Dataset entries
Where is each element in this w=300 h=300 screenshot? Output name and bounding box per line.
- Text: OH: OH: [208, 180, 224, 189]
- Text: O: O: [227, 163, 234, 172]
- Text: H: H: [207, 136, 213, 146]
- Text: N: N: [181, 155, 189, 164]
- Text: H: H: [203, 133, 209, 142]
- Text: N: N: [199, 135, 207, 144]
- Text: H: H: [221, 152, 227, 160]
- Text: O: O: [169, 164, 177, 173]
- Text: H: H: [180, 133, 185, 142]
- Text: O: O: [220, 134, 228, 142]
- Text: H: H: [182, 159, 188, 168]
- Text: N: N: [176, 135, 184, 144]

Brief:
Shift every bounding box coordinate in the answers by -52, then write out all lines of the data above again, requests included, leaving the requests unchanged.

Answer to this task:
Where is each element in this w=300 h=300 screenshot? Output name and bounding box per line.
- Text: OH: OH: [156, 128, 172, 137]
- Text: O: O: [175, 111, 182, 120]
- Text: H: H: [155, 84, 161, 94]
- Text: N: N: [129, 103, 137, 112]
- Text: H: H: [151, 81, 157, 90]
- Text: N: N: [147, 83, 155, 92]
- Text: H: H: [169, 100, 175, 108]
- Text: O: O: [117, 112, 125, 121]
- Text: H: H: [128, 81, 133, 90]
- Text: O: O: [168, 82, 176, 90]
- Text: H: H: [130, 107, 136, 116]
- Text: N: N: [124, 83, 132, 92]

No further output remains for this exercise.